Write out each record again exactly as it stands.

* _Items_:
※

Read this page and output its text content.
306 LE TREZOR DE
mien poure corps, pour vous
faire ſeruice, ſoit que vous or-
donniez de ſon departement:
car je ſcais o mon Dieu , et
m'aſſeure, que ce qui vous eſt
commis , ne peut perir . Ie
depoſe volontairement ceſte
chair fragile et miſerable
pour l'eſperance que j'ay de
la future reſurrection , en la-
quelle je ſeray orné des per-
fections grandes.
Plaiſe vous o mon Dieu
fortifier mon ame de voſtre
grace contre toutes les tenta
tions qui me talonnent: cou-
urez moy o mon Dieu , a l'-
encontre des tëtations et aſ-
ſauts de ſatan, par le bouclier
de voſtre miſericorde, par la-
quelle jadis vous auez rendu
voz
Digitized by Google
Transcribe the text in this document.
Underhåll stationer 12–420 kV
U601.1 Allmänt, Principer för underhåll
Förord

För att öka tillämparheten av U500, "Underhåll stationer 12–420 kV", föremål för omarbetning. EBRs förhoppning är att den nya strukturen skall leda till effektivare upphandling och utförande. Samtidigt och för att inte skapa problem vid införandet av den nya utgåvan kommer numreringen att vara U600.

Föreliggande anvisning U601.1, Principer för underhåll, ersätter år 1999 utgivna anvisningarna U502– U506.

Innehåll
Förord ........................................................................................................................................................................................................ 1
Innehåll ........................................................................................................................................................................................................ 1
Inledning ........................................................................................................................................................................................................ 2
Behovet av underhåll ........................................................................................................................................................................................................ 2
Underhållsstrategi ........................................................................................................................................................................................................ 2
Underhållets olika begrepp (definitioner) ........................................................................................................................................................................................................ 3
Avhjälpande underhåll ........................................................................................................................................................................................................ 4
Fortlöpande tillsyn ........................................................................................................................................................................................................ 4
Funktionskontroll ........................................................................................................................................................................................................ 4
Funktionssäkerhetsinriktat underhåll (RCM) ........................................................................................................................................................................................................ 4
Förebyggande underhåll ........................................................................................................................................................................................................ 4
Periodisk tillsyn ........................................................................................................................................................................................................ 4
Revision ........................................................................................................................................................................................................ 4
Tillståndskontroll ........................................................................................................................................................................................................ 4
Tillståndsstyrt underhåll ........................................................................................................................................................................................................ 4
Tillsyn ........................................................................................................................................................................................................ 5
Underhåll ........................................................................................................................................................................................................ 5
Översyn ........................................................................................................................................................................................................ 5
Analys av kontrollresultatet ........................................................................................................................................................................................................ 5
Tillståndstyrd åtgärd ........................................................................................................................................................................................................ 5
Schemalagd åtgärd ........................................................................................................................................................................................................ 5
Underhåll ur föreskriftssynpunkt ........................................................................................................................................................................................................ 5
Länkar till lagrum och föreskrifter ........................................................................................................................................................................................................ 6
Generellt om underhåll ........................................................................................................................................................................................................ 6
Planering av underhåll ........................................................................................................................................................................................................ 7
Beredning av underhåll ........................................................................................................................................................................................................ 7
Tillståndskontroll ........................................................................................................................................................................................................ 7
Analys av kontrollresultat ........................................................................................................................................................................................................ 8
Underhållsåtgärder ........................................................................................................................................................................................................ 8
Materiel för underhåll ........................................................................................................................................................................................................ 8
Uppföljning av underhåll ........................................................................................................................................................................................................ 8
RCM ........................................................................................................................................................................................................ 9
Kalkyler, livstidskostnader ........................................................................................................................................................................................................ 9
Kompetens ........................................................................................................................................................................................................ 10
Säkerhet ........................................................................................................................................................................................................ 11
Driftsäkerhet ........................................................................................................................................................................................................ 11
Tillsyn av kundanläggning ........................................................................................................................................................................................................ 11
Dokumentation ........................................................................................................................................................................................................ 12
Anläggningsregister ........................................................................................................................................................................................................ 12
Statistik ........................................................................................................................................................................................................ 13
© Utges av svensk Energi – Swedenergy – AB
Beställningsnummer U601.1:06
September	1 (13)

※

* _Worked answer_:
Read this page and output its text content.
306 LE TREZOR DE
mien poure corps, pour vous
faire ſeruice, ſoit que vous or-
donniez de ſon departement:
car je ſcais o mon Dieu , et
m'aſſeure, que ce qui vous eſt
commis , ne peut perir . Ie
depoſe volontairement ceſte
chair fragile et miſerable
pour l'eſperance que j'ay de
la future reſurrection , en la-
quelle je ſeray orné des per-
fections grandes.
Plaiſe vous o mon Dieu
fortifier mon ame de voſtre
grace contre toutes les tenta
tions qui me talonnent: cou-
urez moy o mon Dieu , a l'-
encontre des tëtations et aſ-
ſauts de ſatan, par le bouclier
de voſtre miſericorde, par la-
quelle jadis vous auez rendu
voz
Digitized by Google
Transcribe the text in this document.
Underhåll stationer 12–420 kV
U601.1 Allmänt, Principer för underhåll
Förord

För att öka tillämparheten av U500, "Underhåll stationer 12–420 kV", föremål för omarbetning. EBRs förhoppning är att den nya strukturen skall leda till effektivare upphandling och utförande. Samtidigt och för att inte skapa problem vid införandet av den nya utgåvan kommer numreringen att vara U600.

Föreliggande anvisning U601.1, Principer för underhåll, ersätter år 1999 utgivna anvisningarna U502– U506.

Innehåll
Förord ........................................................................................................................................................................................................ 1
Innehåll ........................................................................................................................................................................................................ 1
Inledning ........................................................................................................................................................................................................ 2
Behovet av underhåll ........................................................................................................................................................................................................ 2
Underhållsstrategi ........................................................................................................................................................................................................ 2
Underhållets olika begrepp (definitioner) ........................................................................................................................................................................................................ 3
Avhjälpande underhåll ........................................................................................................................................................................................................ 4
Fortlöpande tillsyn ........................................................................................................................................................................................................ 4
Funktionskontroll ........................................................................................................................................................................................................ 4
Funktionssäkerhetsinriktat underhåll (RCM) ........................................................................................................................................................................................................ 4
Förebyggande underhåll ........................................................................................................................................................................................................ 4
Periodisk tillsyn ........................................................................................................................................................................................................ 4
Revision ........................................................................................................................................................................................................ 4
Tillståndskontroll ........................................................................................................................................................................................................ 4
Tillståndsstyrt underhåll ........................................................................................................................................................................................................ 4
Tillsyn ........................................................................................................................................................................................................ 5
Underhåll ........................................................................................................................................................................................................ 5
Översyn ........................................................................................................................................................................................................ 5
Analys av kontrollresultatet ........................................................................................................................................................................................................ 5
Tillståndstyrd åtgärd ........................................................................................................................................................................................................ 5
Schemalagd åtgärd ........................................................................................................................................................................................................ 5
Underhåll ur föreskriftssynpunkt ........................................................................................................................................................................................................ 5
Länkar till lagrum och föreskrifter ........................................................................................................................................................................................................ 6
Generellt om underhåll ........................................................................................................................................................................................................ 6
Planering av underhåll ........................................................................................................................................................................................................ 7
Beredning av underhåll ........................................................................................................................................................................................................ 7
Tillståndskontroll ........................................................................................................................................................................................................ 7
Analys av kontrollresultat ........................................................................................................................................................................................................ 8
Underhållsåtgärder ........................................................................................................................................................................................................ 8
Materiel för underhåll ........................................................................................................................................................................................................ 8
Uppföljning av underhåll ........................................................................................................................................................................................................ 8
RCM ........................................................................................................................................................................................................ 9
Kalkyler, livstidskostnader ........................................................................................................................................................................................................ 9
Kompetens ........................................................................................................................................................................................................ 10
Säkerhet ........................................................................................................................................................................................................ 11
Driftsäkerhet ........................................................................................................................................................................................................ 11
Tillsyn av kundanläggning ........................................................................................................................................................................................................ 11
Dokumentation ........................................................................................................................................................................................................ 12
Anläggningsregister ........................................................................................................................................................................................................ 12
Statistik ........................................................................................................................................................................................................ 13
© Utges av svensk Energi – Swedenergy – AB
Beställningsnummer U601.1:06
September	1 (13)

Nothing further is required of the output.